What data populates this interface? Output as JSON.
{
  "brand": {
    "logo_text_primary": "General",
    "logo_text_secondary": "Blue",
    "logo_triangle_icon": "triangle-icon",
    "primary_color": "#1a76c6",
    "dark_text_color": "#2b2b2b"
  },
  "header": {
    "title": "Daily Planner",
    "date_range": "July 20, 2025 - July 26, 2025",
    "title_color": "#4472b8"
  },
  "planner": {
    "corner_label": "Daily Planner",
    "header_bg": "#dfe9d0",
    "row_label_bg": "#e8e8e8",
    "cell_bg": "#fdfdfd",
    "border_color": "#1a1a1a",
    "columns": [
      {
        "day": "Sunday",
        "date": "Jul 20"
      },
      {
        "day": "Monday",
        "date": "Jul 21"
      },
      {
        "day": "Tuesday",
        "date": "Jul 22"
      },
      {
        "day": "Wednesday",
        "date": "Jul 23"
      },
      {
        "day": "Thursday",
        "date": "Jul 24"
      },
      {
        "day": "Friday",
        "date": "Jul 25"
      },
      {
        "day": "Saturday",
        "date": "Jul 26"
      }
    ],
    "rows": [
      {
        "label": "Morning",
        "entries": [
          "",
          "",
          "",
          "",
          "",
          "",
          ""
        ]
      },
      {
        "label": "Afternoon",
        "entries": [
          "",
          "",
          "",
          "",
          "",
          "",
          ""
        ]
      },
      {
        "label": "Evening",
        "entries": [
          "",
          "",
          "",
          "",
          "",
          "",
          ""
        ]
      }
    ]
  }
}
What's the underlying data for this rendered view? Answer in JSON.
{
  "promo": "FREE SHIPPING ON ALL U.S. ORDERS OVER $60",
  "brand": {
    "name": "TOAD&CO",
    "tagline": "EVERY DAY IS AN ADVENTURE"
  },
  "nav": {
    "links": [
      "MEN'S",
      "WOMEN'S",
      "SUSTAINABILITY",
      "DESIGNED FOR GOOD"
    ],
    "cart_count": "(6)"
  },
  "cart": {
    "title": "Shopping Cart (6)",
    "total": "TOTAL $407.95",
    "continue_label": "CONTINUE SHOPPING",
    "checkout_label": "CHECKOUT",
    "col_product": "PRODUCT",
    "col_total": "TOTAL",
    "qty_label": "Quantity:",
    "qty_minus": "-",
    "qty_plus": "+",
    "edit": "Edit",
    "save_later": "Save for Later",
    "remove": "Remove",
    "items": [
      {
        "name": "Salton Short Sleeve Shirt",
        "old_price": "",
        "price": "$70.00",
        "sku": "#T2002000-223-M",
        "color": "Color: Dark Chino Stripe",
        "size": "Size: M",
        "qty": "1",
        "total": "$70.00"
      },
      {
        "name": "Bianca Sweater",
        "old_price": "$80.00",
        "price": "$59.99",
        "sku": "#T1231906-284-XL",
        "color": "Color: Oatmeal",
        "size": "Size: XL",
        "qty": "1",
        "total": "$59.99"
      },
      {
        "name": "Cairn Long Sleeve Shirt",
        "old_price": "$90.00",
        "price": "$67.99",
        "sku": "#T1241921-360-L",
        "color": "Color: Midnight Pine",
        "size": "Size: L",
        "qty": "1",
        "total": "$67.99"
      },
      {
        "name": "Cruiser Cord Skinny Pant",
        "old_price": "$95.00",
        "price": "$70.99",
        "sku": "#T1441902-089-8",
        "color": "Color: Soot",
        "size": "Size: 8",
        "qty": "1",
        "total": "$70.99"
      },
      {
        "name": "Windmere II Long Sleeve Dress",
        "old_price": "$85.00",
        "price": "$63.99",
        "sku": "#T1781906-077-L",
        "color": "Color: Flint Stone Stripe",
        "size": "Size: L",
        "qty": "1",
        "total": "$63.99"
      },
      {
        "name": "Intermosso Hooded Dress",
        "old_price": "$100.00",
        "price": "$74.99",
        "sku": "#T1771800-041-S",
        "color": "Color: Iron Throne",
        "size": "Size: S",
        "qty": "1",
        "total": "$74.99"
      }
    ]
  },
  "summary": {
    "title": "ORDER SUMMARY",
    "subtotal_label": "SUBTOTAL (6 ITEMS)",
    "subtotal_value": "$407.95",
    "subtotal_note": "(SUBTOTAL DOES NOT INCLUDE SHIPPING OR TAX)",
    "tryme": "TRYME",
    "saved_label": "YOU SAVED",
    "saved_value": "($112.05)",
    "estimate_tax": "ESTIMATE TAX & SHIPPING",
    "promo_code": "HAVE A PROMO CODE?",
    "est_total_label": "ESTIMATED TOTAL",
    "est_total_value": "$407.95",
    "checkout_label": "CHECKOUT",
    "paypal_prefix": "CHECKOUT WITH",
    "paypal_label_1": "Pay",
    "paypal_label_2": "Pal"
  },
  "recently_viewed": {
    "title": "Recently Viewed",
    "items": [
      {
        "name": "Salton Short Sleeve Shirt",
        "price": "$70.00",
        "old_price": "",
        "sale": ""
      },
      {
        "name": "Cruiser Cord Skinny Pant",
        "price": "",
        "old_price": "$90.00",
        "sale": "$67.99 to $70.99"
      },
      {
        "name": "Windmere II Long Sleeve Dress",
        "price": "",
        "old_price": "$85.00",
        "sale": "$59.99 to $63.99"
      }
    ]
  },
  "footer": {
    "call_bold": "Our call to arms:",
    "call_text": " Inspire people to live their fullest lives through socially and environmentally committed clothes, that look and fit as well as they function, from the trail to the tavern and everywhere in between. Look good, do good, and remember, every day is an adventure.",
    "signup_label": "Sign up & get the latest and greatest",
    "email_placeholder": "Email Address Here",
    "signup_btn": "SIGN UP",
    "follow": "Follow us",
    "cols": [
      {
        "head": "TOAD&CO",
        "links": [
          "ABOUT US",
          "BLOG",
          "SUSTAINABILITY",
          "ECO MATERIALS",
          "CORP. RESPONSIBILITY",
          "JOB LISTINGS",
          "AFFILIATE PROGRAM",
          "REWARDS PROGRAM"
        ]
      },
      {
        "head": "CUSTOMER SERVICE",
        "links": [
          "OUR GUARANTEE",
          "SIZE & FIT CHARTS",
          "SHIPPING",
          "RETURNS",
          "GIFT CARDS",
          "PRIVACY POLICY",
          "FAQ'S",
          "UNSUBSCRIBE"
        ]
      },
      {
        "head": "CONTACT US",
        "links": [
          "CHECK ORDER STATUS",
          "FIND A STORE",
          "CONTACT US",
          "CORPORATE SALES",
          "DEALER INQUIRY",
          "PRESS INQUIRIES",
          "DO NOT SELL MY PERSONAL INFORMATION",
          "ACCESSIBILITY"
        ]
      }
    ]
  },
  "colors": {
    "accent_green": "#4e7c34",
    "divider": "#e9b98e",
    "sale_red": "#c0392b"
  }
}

_ _ _ _ _

**DIRECTIONS:**
Print back all the lines verbatim.

**RESPONSE:**
What data populates this interface? Output as JSON.
{
  "brand": {
    "logo_text_primary": "General",
    "logo_text_secondary": "Blue",
    "logo_triangle_icon": "triangle-icon",
    "primary_color": "#1a76c6",
    "dark_text_color": "#2b2b2b"
  },
  "header": {
    "title": "Daily Planner",
    "date_range": "July 20, 2025 - July 26, 2025",
    "title_color": "#4472b8"
  },
  "planner": {
    "corner_label": "Daily Planner",
    "header_bg": "#dfe9d0",
    "row_label_bg": "#e8e8e8",
    "cell_bg": "#fdfdfd",
    "border_color": "#1a1a1a",
    "columns": [
      {
        "day": "Sunday",
        "date": "Jul 20"
      },
      {
        "day": "Monday",
        "date": "Jul 21"
      },
      {
        "day": "Tuesday",
        "date": "Jul 22"
      },
      {
        "day": "Wednesday",
        "date": "Jul 23"
      },
      {
        "day": "Thursday",
        "date": "Jul 24"
      },
      {
        "day": "Friday",
        "date": "Jul 25"
      },
      {
        "day": "Saturday",
        "date": "Jul 26"
      }
    ],
    "rows": [
      {
        "label": "Morning",
        "entries": [
          "",
          "",
          "",
          "",
          "",
          "",
          ""
        ]
      },
      {
        "label": "Afternoon",
        "entries": [
          "",
          "",
          "",
          "",
          "",
          "",
          ""
        ]
      },
      {
        "label": "Evening",
        "entries": [
          "",
          "",
          "",
          "",
          "",
          "",
          ""
        ]
      }
    ]
  }
}
What's the underlying data for this rendered view? Answer in JSON.
{
  "promo": "FREE SHIPPING ON ALL U.S. ORDERS OVER $60",
  "brand": {
    "name": "TOAD&CO",
    "tagline": "EVERY DAY IS AN ADVENTURE"
  },
  "nav": {
    "links": [
      "MEN'S",
      "WOMEN'S",
      "SUSTAINABILITY",
      "DESIGNED FOR GOOD"
    ],
    "cart_count": "(6)"
  },
  "cart": {
    "title": "Shopping Cart (6)",
    "total": "TOTAL $407.95",
    "continue_label": "CONTINUE SHOPPING",
    "checkout_label": "CHECKOUT",
    "col_product": "PRODUCT",
    "col_total": "TOTAL",
    "qty_label": "Quantity:",
    "qty_minus": "-",
    "qty_plus": "+",
    "edit": "Edit",
    "save_later": "Save for Later",
    "remove": "Remove",
    "items": [
      {
        "name": "Salton Short Sleeve Shirt",
        "old_price": "",
        "price": "$70.00",
        "sku": "#T2002000-223-M",
        "color": "Color: Dark Chino Stripe",
        "size": "Size: M",
        "qty": "1",
        "total": "$70.00"
      },
      {
        "name": "Bianca Sweater",
        "old_price": "$80.00",
        "price": "$59.99",
        "sku": "#T1231906-284-XL",
        "color": "Color: Oatmeal",
        "size": "Size: XL",
        "qty": "1",
        "total": "$59.99"
      },
      {
        "name": "Cairn Long Sleeve Shirt",
        "old_price": "$90.00",
        "price": "$67.99",
        "sku": "#T1241921-360-L",
        "color": "Color: Midnight Pine",
        "size": "Size: L",
        "qty": "1",
        "total": "$67.99"
      },
      {
        "name": "Cruiser Cord Skinny Pant",
        "old_price": "$95.00",
        "price": "$70.99",
        "sku": "#T1441902-089-8",
        "color": "Color: Soot",
        "size": "Size: 8",
        "qty": "1",
        "total": "$70.99"
      },
      {
        "name": "Windmere II Long Sleeve Dress",
        "old_price": "$85.00",
        "price": "$63.99",
        "sku": "#T1781906-077-L",
        "color": "Color: Flint Stone Stripe",
        "size": "Size: L",
        "qty": "1",
        "total": "$63.99"
      },
      {
        "name": "Intermosso Hooded Dress",
        "old_price": "$100.00",
        "price": "$74.99",
        "sku": "#T1771800-041-S",
        "color": "Color: Iron Throne",
        "size": "Size: S",
        "qty": "1",
        "total": "$74.99"
      }
    ]
  },
  "summary": {
    "title": "ORDER SUMMARY",
    "subtotal_label": "SUBTOTAL (6 ITEMS)",
    "subtotal_value": "$407.95",
    "subtotal_note": "(SUBTOTAL DOES NOT INCLUDE SHIPPING OR TAX)",
    "tryme": "TRYME",
    "saved_label": "YOU SAVED",
    "saved_value": "($112.05)",
    "estimate_tax": "ESTIMATE TAX & SHIPPING",
    "promo_code": "HAVE A PROMO CODE?",
    "est_total_label": "ESTIMATED TOTAL",
    "est_total_value": "$407.95",
    "checkout_label": "CHECKOUT",
    "paypal_prefix": "CHECKOUT WITH",
    "paypal_label_1": "Pay",
    "paypal_label_2": "Pal"
  },
  "recently_viewed": {
    "title": "Recently Viewed",
    "items": [
      {
        "name": "Salton Short Sleeve Shirt",
        "price": "$70.00",
        "old_price": "",
        "sale": ""
      },
      {
        "name": "Cruiser Cord Skinny Pant",
        "price": "",
        "old_price": "$90.00",
        "sale": "$67.99 to $70.99"
      },
      {
        "name": "Windmere II Long Sleeve Dress",
        "price": "",
        "old_price": "$85.00",
        "sale": "$59.99 to $63.99"
      }
    ]
  },
  "footer": {
    "call_bold": "Our call to arms:",
    "call_text": " Inspire people to live their fullest lives through socially and environmentally committed clothes, that look and fit as well as they function, from the trail to the tavern and everywhere in between. Look good, do good, and remember, every day is an adventure.",
    "signup_label": "Sign up & get the latest and greatest",
    "email_placeholder": "Email Address Here",
    "signup_btn": "SIGN UP",
    "follow": "Follow us",
    "cols": [
      {
        "head": "TOAD&CO",
        "links": [
          "ABOUT US",
          "BLOG",
          "SUSTAINABILITY",
          "ECO MATERIALS",
          "CORP. RESPONSIBILITY",
          "JOB LISTINGS",
          "AFFILIATE PROGRAM",
          "REWARDS PROGRAM"
        ]
      },
      {
        "head": "CUSTOMER SERVICE",
        "links": [
          "OUR GUARANTEE",
          "SIZE & FIT CHARTS",
          "SHIPPING",
          "RETURNS",
          "GIFT CARDS",
          "PRIVACY POLICY",
          "FAQ'S",
          "UNSUBSCRIBE"
        ]
      },
      {
        "head": "CONTACT US",
        "links": [
          "CHECK ORDER STATUS",
          "FIND A STORE",
          "CONTACT US",
          "CORPORATE SALES",
          "DEALER INQUIRY",
          "PRESS INQUIRIES",
          "DO NOT SELL MY PERSONAL INFORMATION",
          "ACCESSIBILITY"
        ]
      }
    ]
  },
  "colors": {
    "accent_green": "#4e7c34",
    "divider": "#e9b98e",
    "sale_red": "#c0392b"
  }
}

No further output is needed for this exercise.